Can you transcribe every line exactly and leave the pictures behind?
========================================
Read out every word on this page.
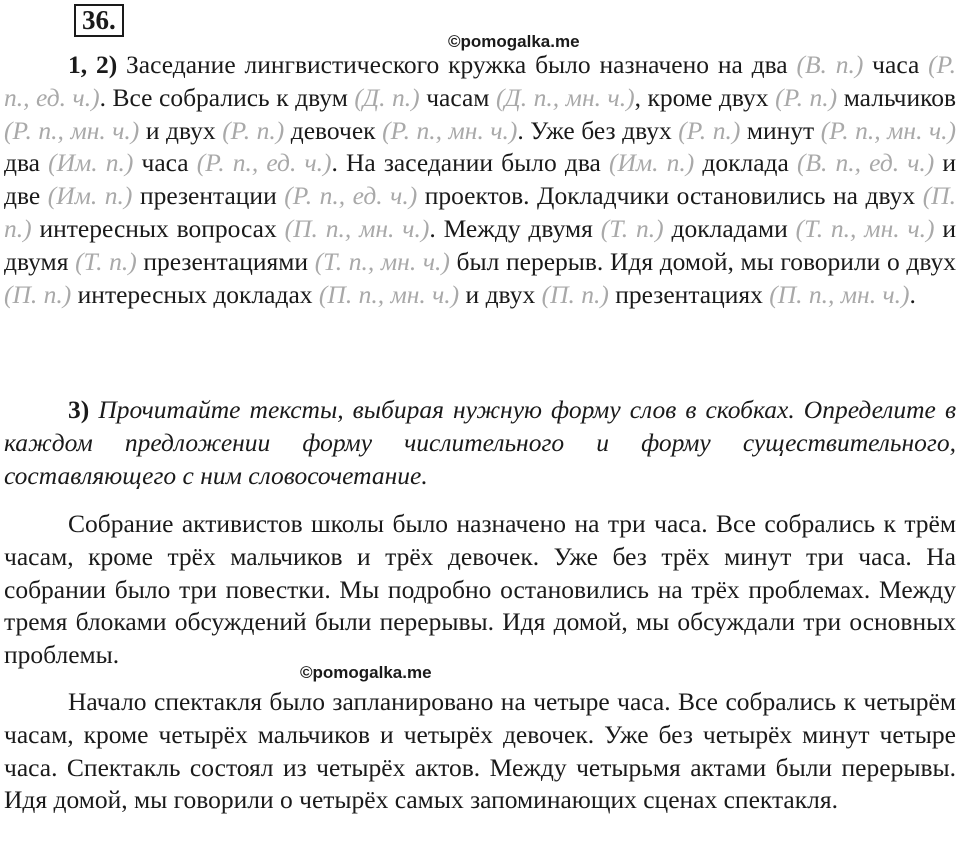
36.
©pomogalka.me

1, 2) Заседание лингвистического кружка было назначено на два (В. п.) часа (Р. п., ед. ч.). Все собрались к двум (Д. п.) часам (Д. п., мн. ч.), кроме двух (Р. п.) мальчиков (Р. п., мн. ч.) и двух (Р. п.) девочек (Р. п., мн. ч.). Уже без двух (Р. п.) минут (Р. п., мн. ч.) два (Им. п.) часа (Р. п., ед. ч.). На заседании было два (Им. п.) доклада (В. п., ед. ч.) и две (Им. п.) презентации (Р. п., ед. ч.) проектов. Докладчики остановились на двух (П. п.) интересных вопросах (П. п., мн. ч.). Между двумя (Т. п.) докладами (Т. п., мн. ч.) и двумя (Т. п.) презентациями (Т. п., мн. ч.) был перерыв. Идя домой, мы говорили о двух (П. п.) интересных докладах (П. п., мн. ч.) и двух (П. п.) презентациях (П. п., мн. ч.).

3) Прочитайте тексты, выбирая нужную форму слов в скобках. Определите в каждом предложении форму числительного и форму существительного, составляющего с ним словосочетание.

Собрание активистов школы было назначено на три часа. Все собрались к трём часам, кроме трёх мальчиков и трёх девочек. Уже без трёх минут три часа. На собрании было три повестки. Мы подробно остановились на трёх проблемах. Между тремя блоками обсуждений были перерывы. Идя домой, мы обсуждали три основных проблемы.

©pomogalka.me

Начало спектакля было запланировано на четыре часа. Все собрались к четырём часам, кроме четырёх мальчиков и четырёх девочек. Уже без четырёх минут четыре часа. Спектакль состоял из четырёх актов. Между четырьмя актами были перерывы. Идя домой, мы говорили о четырёх самых запоминающих сценах спектакля.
========================================
SOLUTION TO THIS PROBLEM ->
Read out every word on this page.
36.
©pomogalka.me

1, 2) Заседание лингвистического кружка было назначено на два (В. п.) часа (Р. п., ед. ч.). Все собрались к двум (Д. п.) часам (Д. п., мн. ч.), кроме двух (Р. п.) мальчиков (Р. п., мн. ч.) и двух (Р. п.) девочек (Р. п., мн. ч.). Уже без двух (Р. п.) минут (Р. п., мн. ч.) два (Им. п.) часа (Р. п., ед. ч.). На заседании было два (Им. п.) доклада (В. п., ед. ч.) и две (Им. п.) презентации (Р. п., ед. ч.) проектов. Докладчики остановились на двух (П. п.) интересных вопросах (П. п., мн. ч.). Между двумя (Т. п.) докладами (Т. п., мн. ч.) и двумя (Т. п.) презентациями (Т. п., мн. ч.) был перерыв. Идя домой, мы говорили о двух (П. п.) интересных докладах (П. п., мн. ч.) и двух (П. п.) презентациях (П. п., мн. ч.).

3) Прочитайте тексты, выбирая нужную форму слов в скобках. Определите в каждом предложении форму числительного и форму существительного, составляющего с ним словосочетание.

Собрание активистов школы было назначено на три часа. Все собрались к трём часам, кроме трёх мальчиков и трёх девочек. Уже без трёх минут три часа. На собрании было три повестки. Мы подробно остановились на трёх проблемах. Между тремя блоками обсуждений были перерывы. Идя домой, мы обсуждали три основных проблемы.

©pomogalka.me

Начало спектакля было запланировано на четыре часа. Все собрались к четырём часам, кроме четырёх мальчиков и четырёх девочек. Уже без четырёх минут четыре часа. Спектакль состоял из четырёх актов. Между четырьмя актами были перерывы. Идя домой, мы говорили о четырёх самых запоминающих сценах спектакля.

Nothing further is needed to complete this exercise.